#### Task description
Filter this data down to the lines that hold "text", and copy them.

#### Dataset entries
____________
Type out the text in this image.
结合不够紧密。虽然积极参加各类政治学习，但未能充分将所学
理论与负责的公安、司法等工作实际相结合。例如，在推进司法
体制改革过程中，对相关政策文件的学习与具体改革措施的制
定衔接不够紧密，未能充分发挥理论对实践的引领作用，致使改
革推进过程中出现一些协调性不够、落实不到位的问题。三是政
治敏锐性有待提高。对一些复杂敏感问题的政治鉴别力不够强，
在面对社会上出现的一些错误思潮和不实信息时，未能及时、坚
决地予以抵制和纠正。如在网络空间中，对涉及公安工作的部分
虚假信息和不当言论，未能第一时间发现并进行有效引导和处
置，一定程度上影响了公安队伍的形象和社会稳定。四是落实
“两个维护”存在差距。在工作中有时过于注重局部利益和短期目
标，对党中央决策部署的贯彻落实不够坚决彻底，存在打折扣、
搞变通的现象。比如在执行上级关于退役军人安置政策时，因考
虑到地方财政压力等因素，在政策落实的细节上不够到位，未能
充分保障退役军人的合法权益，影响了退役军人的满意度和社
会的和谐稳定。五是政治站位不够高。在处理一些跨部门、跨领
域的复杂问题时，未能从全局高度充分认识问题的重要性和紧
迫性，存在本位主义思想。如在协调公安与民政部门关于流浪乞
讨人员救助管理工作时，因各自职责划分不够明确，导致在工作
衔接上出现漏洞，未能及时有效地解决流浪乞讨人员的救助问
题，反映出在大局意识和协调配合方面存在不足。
____________
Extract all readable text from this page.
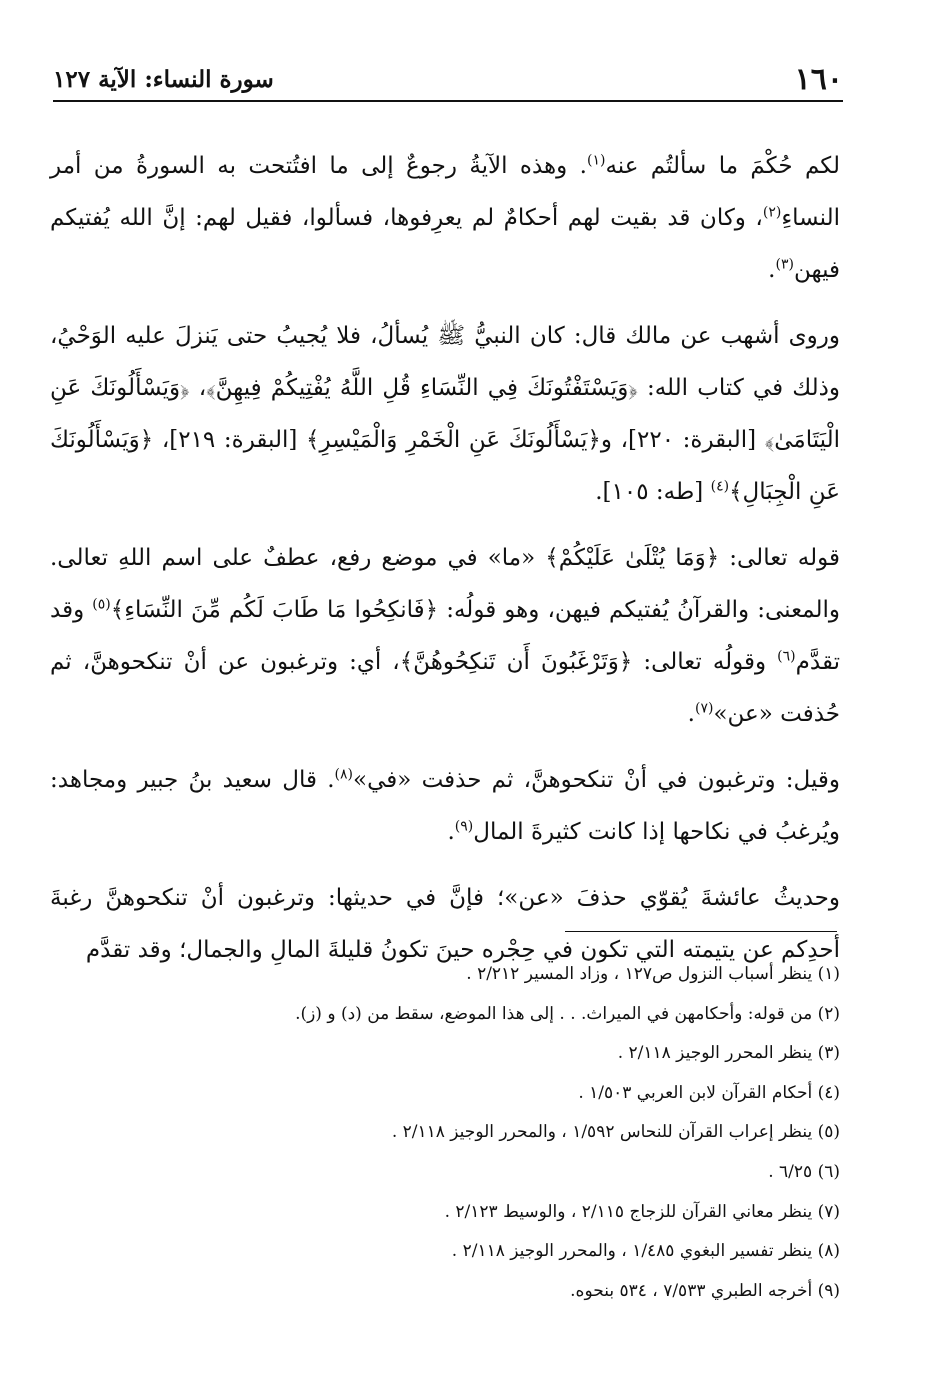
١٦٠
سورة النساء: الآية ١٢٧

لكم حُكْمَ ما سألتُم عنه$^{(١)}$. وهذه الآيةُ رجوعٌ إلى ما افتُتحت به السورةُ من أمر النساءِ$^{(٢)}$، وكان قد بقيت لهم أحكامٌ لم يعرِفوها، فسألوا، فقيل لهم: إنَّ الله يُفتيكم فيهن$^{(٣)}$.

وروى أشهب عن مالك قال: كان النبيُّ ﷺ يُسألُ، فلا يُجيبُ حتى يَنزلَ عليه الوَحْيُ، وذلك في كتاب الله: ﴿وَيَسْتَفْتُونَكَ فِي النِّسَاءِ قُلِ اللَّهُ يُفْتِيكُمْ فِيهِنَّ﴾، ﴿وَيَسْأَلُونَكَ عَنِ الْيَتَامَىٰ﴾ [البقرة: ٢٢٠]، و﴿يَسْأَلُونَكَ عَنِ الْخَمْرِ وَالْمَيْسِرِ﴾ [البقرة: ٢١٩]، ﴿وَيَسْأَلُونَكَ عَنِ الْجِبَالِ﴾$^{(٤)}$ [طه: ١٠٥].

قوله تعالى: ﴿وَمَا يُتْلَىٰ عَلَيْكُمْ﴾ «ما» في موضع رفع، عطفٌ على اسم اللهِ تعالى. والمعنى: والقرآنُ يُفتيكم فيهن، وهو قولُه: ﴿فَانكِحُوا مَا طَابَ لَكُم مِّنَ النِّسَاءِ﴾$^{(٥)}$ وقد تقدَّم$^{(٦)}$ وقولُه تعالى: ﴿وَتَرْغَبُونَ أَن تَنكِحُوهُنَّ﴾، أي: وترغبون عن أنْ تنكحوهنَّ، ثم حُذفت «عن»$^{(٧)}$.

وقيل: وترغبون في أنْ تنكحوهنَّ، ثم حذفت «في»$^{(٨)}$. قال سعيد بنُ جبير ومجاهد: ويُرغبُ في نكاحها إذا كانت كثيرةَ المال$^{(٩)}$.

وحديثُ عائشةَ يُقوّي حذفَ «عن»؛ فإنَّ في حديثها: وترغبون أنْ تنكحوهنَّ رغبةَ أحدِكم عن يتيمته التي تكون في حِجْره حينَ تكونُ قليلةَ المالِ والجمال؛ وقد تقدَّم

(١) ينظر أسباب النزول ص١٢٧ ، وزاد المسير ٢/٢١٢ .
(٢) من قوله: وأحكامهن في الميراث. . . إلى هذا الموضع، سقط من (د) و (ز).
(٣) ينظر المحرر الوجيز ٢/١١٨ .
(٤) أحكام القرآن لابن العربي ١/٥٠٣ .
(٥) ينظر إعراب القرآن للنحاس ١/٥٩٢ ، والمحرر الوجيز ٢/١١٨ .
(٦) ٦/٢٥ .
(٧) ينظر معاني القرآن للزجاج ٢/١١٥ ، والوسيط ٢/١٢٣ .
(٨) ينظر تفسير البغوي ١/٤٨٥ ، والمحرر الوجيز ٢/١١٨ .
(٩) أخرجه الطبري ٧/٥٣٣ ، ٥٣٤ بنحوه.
____________
#### Task output
Type out the text in this image.
Extract all readable text from this page.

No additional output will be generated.